### STATED GOAL
Locate every line in the records below that contains the word "name", and copy each one.

Chart and figure data:
= = = = = = =
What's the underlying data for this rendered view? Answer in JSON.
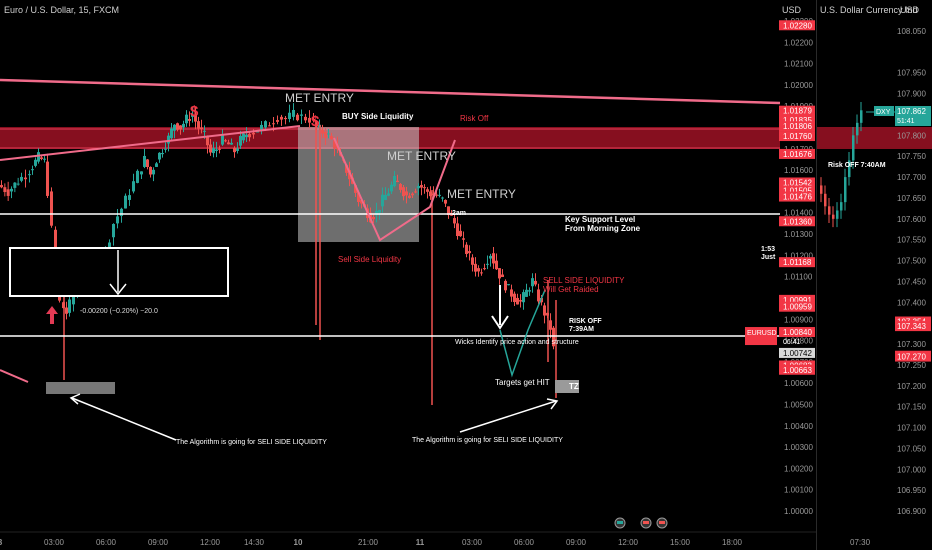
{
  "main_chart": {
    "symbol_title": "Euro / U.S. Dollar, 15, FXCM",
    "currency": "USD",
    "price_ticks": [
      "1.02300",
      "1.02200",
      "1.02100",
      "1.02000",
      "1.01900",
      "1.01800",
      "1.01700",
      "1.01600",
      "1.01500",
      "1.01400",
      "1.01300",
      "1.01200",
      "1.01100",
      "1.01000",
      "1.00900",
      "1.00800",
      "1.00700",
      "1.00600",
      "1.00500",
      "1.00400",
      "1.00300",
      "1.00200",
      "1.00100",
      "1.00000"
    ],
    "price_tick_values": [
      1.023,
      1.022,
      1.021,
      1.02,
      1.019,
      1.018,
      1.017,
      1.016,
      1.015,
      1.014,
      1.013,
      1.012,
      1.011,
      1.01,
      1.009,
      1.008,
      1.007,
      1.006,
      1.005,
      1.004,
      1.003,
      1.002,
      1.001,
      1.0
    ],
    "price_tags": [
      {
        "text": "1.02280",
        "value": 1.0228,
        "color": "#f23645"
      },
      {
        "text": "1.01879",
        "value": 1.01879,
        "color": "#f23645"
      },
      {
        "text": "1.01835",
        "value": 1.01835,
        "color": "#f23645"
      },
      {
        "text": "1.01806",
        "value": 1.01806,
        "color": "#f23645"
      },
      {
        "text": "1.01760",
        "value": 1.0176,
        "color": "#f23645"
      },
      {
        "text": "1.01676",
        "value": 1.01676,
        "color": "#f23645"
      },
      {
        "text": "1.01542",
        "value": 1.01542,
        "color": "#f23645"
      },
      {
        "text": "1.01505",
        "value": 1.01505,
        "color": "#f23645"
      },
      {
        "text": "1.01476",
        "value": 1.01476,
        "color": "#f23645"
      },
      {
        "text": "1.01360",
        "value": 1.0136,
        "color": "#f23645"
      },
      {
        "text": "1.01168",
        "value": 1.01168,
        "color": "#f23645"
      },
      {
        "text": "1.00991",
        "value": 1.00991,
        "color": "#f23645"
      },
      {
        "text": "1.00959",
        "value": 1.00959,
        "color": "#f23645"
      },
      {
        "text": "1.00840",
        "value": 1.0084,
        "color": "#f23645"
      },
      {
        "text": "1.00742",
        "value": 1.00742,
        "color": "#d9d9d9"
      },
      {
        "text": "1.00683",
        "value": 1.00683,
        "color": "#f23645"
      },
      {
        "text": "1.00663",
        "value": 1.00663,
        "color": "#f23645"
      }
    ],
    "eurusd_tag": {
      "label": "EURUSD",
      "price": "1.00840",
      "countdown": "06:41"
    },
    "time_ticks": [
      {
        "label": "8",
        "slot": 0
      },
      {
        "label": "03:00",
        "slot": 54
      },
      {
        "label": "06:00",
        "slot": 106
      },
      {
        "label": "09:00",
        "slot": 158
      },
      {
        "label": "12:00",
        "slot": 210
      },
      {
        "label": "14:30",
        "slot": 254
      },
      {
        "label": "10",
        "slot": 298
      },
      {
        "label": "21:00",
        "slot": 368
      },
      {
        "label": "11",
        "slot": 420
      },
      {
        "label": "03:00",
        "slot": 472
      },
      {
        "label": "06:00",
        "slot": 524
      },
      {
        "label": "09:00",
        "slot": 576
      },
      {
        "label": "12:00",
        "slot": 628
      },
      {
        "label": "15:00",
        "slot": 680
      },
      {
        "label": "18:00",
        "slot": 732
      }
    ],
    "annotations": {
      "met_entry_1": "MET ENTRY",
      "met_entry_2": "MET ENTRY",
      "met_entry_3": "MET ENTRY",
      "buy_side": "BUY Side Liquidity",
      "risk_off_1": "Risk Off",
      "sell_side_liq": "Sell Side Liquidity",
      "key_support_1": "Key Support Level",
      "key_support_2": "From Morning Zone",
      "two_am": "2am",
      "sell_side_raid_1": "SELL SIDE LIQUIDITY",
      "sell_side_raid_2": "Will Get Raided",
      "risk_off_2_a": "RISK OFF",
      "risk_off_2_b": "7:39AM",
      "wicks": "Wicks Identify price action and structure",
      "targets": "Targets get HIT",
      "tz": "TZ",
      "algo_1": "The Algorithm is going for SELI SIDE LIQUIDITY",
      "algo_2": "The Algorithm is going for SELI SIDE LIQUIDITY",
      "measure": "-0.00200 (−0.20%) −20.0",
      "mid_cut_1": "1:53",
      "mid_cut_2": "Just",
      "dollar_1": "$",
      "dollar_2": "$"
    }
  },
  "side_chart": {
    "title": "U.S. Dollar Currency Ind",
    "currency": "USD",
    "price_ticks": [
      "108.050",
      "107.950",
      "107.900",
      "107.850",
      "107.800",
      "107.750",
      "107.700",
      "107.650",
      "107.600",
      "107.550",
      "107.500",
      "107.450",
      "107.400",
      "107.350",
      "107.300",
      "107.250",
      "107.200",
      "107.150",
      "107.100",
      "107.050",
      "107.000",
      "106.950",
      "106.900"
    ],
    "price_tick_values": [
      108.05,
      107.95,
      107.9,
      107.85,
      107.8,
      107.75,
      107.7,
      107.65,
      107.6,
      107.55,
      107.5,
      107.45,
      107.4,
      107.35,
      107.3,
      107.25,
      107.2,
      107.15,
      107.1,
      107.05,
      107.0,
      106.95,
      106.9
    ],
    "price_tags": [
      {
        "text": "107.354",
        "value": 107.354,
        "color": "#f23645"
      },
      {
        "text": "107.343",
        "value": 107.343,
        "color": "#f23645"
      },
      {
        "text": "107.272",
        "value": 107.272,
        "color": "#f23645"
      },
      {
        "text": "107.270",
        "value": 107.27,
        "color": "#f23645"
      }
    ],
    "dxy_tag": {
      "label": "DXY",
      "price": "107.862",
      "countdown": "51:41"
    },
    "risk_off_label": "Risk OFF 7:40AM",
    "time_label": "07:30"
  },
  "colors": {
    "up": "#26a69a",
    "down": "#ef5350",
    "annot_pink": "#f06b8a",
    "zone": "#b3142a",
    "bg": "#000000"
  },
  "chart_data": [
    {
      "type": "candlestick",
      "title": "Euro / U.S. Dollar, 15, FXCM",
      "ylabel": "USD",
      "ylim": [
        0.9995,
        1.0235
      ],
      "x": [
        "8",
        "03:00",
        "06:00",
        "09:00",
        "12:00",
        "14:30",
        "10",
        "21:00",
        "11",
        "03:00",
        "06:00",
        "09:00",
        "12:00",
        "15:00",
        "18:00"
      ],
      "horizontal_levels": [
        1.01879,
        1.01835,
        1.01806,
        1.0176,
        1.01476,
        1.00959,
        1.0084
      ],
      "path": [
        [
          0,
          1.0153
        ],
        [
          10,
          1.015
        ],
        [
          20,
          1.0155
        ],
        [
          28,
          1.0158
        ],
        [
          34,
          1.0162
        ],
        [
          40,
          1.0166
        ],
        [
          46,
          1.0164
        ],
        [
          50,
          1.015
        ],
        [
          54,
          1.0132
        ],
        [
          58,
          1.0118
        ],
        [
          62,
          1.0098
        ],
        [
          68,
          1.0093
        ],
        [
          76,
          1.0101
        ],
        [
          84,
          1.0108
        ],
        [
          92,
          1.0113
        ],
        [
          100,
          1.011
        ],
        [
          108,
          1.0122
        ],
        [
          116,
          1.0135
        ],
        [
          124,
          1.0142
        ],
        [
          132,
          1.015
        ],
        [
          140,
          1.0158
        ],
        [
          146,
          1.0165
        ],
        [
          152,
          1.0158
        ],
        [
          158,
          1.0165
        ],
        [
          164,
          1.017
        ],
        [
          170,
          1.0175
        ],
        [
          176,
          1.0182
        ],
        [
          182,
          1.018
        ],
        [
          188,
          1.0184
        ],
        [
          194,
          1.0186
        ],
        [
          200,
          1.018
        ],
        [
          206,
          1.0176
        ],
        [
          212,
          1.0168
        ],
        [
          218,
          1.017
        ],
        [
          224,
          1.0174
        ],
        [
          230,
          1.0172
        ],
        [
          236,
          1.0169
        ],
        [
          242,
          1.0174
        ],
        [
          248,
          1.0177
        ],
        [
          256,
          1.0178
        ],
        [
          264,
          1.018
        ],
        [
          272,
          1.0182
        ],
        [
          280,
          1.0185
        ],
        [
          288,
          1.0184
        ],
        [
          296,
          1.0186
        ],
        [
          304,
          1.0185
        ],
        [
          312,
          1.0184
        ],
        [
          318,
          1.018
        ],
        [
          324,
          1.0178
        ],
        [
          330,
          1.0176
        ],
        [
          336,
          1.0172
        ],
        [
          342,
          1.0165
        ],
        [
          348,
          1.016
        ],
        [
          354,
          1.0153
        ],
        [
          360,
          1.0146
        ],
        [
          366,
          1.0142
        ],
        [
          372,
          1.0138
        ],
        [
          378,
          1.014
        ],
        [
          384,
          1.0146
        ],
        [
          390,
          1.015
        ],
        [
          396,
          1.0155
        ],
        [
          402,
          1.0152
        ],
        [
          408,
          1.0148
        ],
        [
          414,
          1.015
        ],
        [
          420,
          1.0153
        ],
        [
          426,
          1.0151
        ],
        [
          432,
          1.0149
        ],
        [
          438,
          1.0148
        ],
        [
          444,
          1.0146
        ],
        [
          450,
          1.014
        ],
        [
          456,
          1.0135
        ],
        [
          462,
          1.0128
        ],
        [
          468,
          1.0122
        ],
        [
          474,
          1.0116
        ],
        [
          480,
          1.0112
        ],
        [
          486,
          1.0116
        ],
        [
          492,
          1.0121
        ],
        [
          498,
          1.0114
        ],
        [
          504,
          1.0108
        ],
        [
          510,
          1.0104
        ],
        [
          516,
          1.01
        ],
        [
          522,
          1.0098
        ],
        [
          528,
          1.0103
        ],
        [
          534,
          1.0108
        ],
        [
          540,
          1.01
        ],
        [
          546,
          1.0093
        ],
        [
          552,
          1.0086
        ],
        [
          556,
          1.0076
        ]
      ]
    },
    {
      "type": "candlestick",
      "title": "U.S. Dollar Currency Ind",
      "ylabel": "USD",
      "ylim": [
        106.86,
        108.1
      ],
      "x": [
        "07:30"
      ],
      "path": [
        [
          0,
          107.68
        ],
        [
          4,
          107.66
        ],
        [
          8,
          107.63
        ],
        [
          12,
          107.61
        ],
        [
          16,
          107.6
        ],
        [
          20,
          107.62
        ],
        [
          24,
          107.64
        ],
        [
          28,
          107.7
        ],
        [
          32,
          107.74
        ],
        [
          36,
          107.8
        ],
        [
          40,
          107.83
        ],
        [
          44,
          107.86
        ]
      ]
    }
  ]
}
= = = = = = =
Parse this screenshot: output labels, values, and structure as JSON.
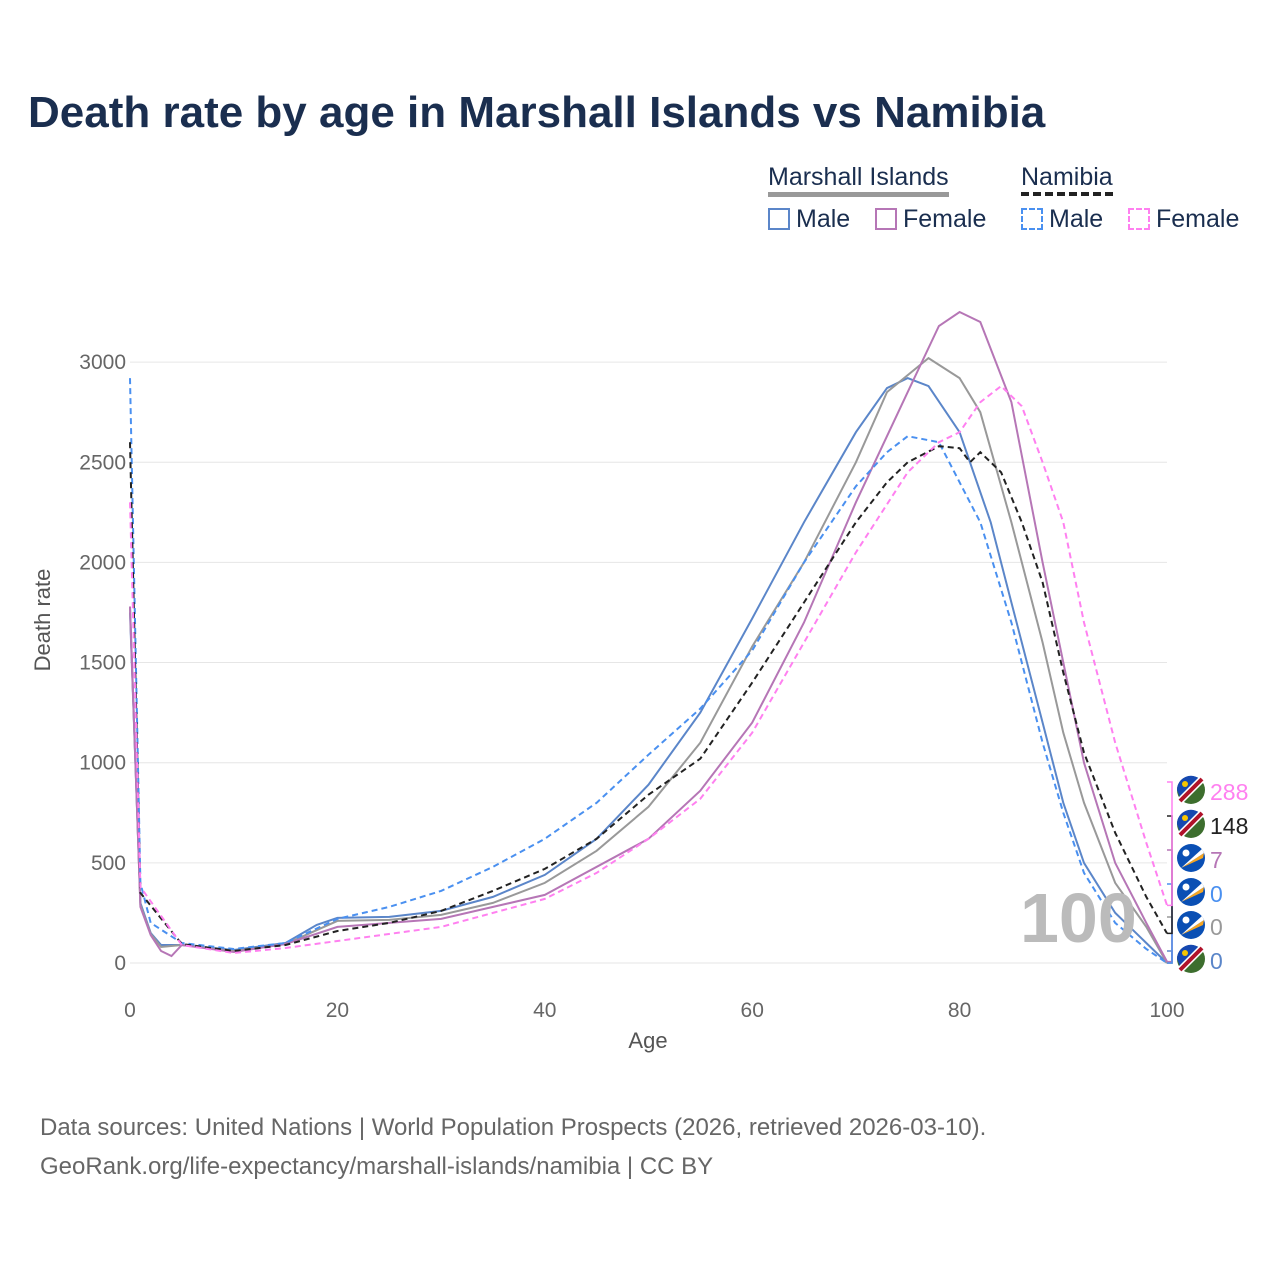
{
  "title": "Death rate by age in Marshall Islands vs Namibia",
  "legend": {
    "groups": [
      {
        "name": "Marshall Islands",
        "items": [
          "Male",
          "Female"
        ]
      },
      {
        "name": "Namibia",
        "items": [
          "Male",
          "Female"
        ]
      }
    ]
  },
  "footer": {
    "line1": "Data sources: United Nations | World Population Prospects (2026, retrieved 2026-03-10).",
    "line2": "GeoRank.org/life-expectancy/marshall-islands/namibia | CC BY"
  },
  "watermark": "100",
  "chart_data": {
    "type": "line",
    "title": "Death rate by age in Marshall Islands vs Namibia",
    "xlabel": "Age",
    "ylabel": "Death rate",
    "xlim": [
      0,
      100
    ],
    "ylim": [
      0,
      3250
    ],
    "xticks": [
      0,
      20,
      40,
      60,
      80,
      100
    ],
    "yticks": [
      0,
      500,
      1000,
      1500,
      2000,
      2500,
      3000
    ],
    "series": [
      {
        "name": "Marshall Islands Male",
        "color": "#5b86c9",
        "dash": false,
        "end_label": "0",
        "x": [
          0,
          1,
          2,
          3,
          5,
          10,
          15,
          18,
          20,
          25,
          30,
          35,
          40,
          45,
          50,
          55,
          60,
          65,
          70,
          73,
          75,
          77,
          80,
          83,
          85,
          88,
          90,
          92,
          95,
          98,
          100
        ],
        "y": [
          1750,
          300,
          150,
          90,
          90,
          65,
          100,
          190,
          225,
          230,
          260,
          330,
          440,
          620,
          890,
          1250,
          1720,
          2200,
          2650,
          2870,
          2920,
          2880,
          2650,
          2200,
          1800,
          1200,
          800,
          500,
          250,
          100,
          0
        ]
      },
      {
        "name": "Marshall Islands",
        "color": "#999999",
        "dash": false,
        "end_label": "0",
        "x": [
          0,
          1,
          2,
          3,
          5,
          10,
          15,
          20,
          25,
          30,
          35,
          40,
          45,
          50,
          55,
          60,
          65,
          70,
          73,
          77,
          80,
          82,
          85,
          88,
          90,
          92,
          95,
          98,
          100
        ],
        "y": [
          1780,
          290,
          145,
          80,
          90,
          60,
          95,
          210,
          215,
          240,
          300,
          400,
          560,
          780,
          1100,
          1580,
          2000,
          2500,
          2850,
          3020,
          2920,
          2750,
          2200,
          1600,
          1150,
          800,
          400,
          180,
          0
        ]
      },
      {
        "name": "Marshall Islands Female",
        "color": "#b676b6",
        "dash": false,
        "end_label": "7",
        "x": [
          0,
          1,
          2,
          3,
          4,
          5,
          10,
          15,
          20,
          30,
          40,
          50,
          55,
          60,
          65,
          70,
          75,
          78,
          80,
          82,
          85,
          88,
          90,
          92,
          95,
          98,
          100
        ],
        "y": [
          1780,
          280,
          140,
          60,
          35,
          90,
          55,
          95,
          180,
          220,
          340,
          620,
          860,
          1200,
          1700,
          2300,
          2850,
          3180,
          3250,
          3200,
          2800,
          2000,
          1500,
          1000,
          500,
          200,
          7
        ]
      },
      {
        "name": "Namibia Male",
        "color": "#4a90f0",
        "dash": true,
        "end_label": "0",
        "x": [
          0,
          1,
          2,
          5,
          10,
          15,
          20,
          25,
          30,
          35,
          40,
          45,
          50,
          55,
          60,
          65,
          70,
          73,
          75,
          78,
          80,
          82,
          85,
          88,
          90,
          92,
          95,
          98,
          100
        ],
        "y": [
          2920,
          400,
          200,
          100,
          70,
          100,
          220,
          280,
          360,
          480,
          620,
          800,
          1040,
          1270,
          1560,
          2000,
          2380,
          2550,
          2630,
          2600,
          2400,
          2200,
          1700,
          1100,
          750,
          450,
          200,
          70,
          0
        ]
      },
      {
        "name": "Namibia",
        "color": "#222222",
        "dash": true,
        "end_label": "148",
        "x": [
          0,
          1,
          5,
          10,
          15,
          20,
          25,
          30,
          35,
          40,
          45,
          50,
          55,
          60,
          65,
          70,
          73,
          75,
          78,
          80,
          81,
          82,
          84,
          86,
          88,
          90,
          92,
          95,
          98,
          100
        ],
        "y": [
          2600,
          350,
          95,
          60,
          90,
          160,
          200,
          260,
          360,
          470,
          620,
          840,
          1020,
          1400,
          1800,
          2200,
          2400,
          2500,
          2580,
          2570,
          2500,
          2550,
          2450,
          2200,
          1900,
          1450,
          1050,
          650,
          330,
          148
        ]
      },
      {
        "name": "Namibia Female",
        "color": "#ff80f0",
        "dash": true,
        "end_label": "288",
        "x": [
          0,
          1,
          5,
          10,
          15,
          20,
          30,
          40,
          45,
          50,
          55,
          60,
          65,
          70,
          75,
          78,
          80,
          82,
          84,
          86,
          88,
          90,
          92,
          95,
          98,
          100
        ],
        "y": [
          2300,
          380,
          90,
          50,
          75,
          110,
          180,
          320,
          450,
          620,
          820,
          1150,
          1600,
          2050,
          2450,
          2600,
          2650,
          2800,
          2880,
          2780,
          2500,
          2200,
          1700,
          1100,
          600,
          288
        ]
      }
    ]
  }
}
= = = = = = =
### EXERCISE SOLUTION
        "name": "Marshall Islands",
        "name": "Namibia",
        "name": "Marshall Islands Male",
        "name": "Marshall Islands",
        "name": "Marshall Islands Female",
        "name": "Namibia Male",
        "name": "Namibia",
        "name": "Namibia Female",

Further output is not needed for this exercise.